WORK TO DO:
Write out each record below exactly as it appears, with no pictures.

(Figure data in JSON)

'''

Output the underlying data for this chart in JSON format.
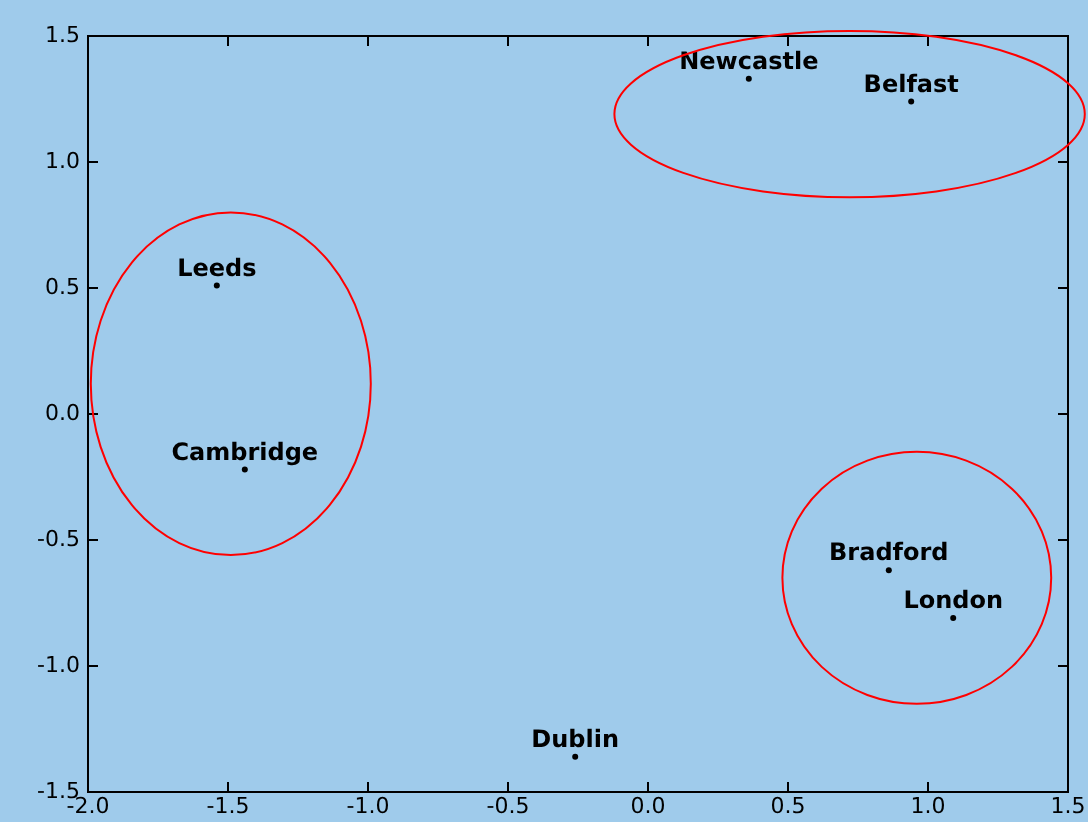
{
  "chart_data": {
    "type": "scatter",
    "marker": "circle",
    "grid": false,
    "legend": false,
    "color": "#000000",
    "x": [
      0.36,
      0.94,
      -1.54,
      -1.44,
      0.86,
      1.09,
      -0.26
    ],
    "values": [
      1.33,
      1.24,
      0.51,
      -0.22,
      -0.62,
      -0.81,
      -1.36
    ],
    "value_labels": [
      "Newcastle",
      "Belfast",
      "Leeds",
      "Cambridge",
      "Bradford",
      "London",
      "Dublin"
    ],
    "xlim": [
      -2,
      1.5
    ],
    "xticks": [
      {
        "value": -2,
        "label": "-2.0"
      },
      {
        "value": -1.5,
        "label": "-1.5"
      },
      {
        "value": -1,
        "label": "-1.0"
      },
      {
        "value": -0.5,
        "label": "-0.5"
      },
      {
        "value": 0,
        "label": "0.0"
      },
      {
        "value": 0.5,
        "label": "0.5"
      },
      {
        "value": 1,
        "label": "1.0"
      },
      {
        "value": 1.5,
        "label": "1.5"
      }
    ],
    "ylim": [
      -1.5,
      1.5
    ],
    "yticks": [
      {
        "value": -1.5,
        "label": "-1.5"
      },
      {
        "value": -1,
        "label": "-1.0"
      },
      {
        "value": -0.5,
        "label": "-0.5"
      },
      {
        "value": 0,
        "label": "0.0"
      },
      {
        "value": 0.5,
        "label": "0.5"
      },
      {
        "value": 1,
        "label": "1.0"
      },
      {
        "value": 1.5,
        "label": "1.5"
      }
    ]
  }
}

'''

TASK OUTPUT:
Output the underlying data for this chart in JSON format.
{
  "chart_data": {
    "type": "scatter",
    "marker": "circle",
    "grid": false,
    "legend": false,
    "color": "#000000",
    "x": [
      0.36,
      0.94,
      -1.54,
      -1.44,
      0.86,
      1.09,
      -0.26
    ],
    "values": [
      1.33,
      1.24,
      0.51,
      -0.22,
      -0.62,
      -0.81,
      -1.36
    ],
    "value_labels": [
      "Newcastle",
      "Belfast",
      "Leeds",
      "Cambridge",
      "Bradford",
      "London",
      "Dublin"
    ],
    "xlim": [
      -2,
      1.5
    ],
    "xticks": [
      {
        "value": -2,
        "label": "-2.0"
      },
      {
        "value": -1.5,
        "label": "-1.5"
      },
      {
        "value": -1,
        "label": "-1.0"
      },
      {
        "value": -0.5,
        "label": "-0.5"
      },
      {
        "value": 0,
        "label": "0.0"
      },
      {
        "value": 0.5,
        "label": "0.5"
      },
      {
        "value": 1,
        "label": "1.0"
      },
      {
        "value": 1.5,
        "label": "1.5"
      }
    ],
    "ylim": [
      -1.5,
      1.5
    ],
    "yticks": [
      {
        "value": -1.5,
        "label": "-1.5"
      },
      {
        "value": -1,
        "label": "-1.0"
      },
      {
        "value": -0.5,
        "label": "-0.5"
      },
      {
        "value": 0,
        "label": "0.0"
      },
      {
        "value": 0.5,
        "label": "0.5"
      },
      {
        "value": 1,
        "label": "1.0"
      },
      {
        "value": 1.5,
        "label": "1.5"
      }
    ]
  }
}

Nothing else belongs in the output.